What this task involves: All the data should come back exactly as it was given.

§ §

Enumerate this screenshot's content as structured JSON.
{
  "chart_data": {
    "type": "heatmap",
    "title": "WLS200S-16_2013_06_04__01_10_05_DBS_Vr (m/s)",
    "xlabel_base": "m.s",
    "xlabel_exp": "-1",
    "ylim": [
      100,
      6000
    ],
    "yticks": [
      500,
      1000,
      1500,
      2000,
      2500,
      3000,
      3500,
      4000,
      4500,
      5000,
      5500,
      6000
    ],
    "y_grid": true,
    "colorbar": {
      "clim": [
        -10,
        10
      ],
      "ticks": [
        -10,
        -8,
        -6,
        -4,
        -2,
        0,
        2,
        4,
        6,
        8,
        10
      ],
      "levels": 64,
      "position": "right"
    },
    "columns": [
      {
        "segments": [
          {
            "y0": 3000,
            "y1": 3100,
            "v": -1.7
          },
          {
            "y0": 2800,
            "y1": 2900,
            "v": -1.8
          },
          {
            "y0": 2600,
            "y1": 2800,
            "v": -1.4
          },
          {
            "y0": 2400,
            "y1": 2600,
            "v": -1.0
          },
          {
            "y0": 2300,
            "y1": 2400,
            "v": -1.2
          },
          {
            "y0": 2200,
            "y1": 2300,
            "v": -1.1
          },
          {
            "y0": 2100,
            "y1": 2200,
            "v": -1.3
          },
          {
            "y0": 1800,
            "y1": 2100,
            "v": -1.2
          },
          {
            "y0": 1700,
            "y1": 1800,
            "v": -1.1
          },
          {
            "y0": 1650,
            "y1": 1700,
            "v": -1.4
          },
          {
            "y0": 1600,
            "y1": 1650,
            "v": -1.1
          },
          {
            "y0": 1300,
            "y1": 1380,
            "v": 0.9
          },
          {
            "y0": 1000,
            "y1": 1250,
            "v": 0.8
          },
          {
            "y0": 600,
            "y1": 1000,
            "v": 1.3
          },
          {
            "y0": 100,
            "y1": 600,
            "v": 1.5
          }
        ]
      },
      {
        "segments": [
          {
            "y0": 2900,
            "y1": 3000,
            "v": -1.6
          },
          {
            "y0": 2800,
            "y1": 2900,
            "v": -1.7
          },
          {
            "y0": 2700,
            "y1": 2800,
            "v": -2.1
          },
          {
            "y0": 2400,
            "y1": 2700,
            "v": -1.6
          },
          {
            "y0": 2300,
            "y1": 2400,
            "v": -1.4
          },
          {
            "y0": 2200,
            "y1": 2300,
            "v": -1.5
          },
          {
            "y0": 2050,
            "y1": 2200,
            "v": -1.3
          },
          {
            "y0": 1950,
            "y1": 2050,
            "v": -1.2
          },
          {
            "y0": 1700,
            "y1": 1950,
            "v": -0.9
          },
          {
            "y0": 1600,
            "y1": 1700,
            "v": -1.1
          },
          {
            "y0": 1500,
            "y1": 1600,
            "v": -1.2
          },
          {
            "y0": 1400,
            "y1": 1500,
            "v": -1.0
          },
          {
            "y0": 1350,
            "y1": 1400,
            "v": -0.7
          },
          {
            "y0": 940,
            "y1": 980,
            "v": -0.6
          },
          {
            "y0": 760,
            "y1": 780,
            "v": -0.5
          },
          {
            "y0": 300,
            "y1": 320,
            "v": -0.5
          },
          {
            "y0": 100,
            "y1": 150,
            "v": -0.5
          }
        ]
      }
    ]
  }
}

§ §

Result of this task:
Enumerate this screenshot's content as structured JSON.
{
  "chart_data": {
    "type": "heatmap",
    "title": "WLS200S-16_2013_06_04__01_10_05_DBS_Vr (m/s)",
    "xlabel_base": "m.s",
    "xlabel_exp": "-1",
    "ylim": [
      100,
      6000
    ],
    "yticks": [
      500,
      1000,
      1500,
      2000,
      2500,
      3000,
      3500,
      4000,
      4500,
      5000,
      5500,
      6000
    ],
    "y_grid": true,
    "colorbar": {
      "clim": [
        -10,
        10
      ],
      "ticks": [
        -10,
        -8,
        -6,
        -4,
        -2,
        0,
        2,
        4,
        6,
        8,
        10
      ],
      "levels": 64,
      "position": "right"
    },
    "columns": [
      {
        "segments": [
          {
            "y0": 3000,
            "y1": 3100,
            "v": -1.7
          },
          {
            "y0": 2800,
            "y1": 2900,
            "v": -1.8
          },
          {
            "y0": 2600,
            "y1": 2800,
            "v": -1.4
          },
          {
            "y0": 2400,
            "y1": 2600,
            "v": -1.0
          },
          {
            "y0": 2300,
            "y1": 2400,
            "v": -1.2
          },
          {
            "y0": 2200,
            "y1": 2300,
            "v": -1.1
          },
          {
            "y0": 2100,
            "y1": 2200,
            "v": -1.3
          },
          {
            "y0": 1800,
            "y1": 2100,
            "v": -1.2
          },
          {
            "y0": 1700,
            "y1": 1800,
            "v": -1.1
          },
          {
            "y0": 1650,
            "y1": 1700,
            "v": -1.4
          },
          {
            "y0": 1600,
            "y1": 1650,
            "v": -1.1
          },
          {
            "y0": 1300,
            "y1": 1380,
            "v": 0.9
          },
          {
            "y0": 1000,
            "y1": 1250,
            "v": 0.8
          },
          {
            "y0": 600,
            "y1": 1000,
            "v": 1.3
          },
          {
            "y0": 100,
            "y1": 600,
            "v": 1.5
          }
        ]
      },
      {
        "segments": [
          {
            "y0": 2900,
            "y1": 3000,
            "v": -1.6
          },
          {
            "y0": 2800,
            "y1": 2900,
            "v": -1.7
          },
          {
            "y0": 2700,
            "y1": 2800,
            "v": -2.1
          },
          {
            "y0": 2400,
            "y1": 2700,
            "v": -1.6
          },
          {
            "y0": 2300,
            "y1": 2400,
            "v": -1.4
          },
          {
            "y0": 2200,
            "y1": 2300,
            "v": -1.5
          },
          {
            "y0": 2050,
            "y1": 2200,
            "v": -1.3
          },
          {
            "y0": 1950,
            "y1": 2050,
            "v": -1.2
          },
          {
            "y0": 1700,
            "y1": 1950,
            "v": -0.9
          },
          {
            "y0": 1600,
            "y1": 1700,
            "v": -1.1
          },
          {
            "y0": 1500,
            "y1": 1600,
            "v": -1.2
          },
          {
            "y0": 1400,
            "y1": 1500,
            "v": -1.0
          },
          {
            "y0": 1350,
            "y1": 1400,
            "v": -0.7
          },
          {
            "y0": 940,
            "y1": 980,
            "v": -0.6
          },
          {
            "y0": 760,
            "y1": 780,
            "v": -0.5
          },
          {
            "y0": 300,
            "y1": 320,
            "v": -0.5
          },
          {
            "y0": 100,
            "y1": 150,
            "v": -0.5
          }
        ]
      }
    ]
  }
}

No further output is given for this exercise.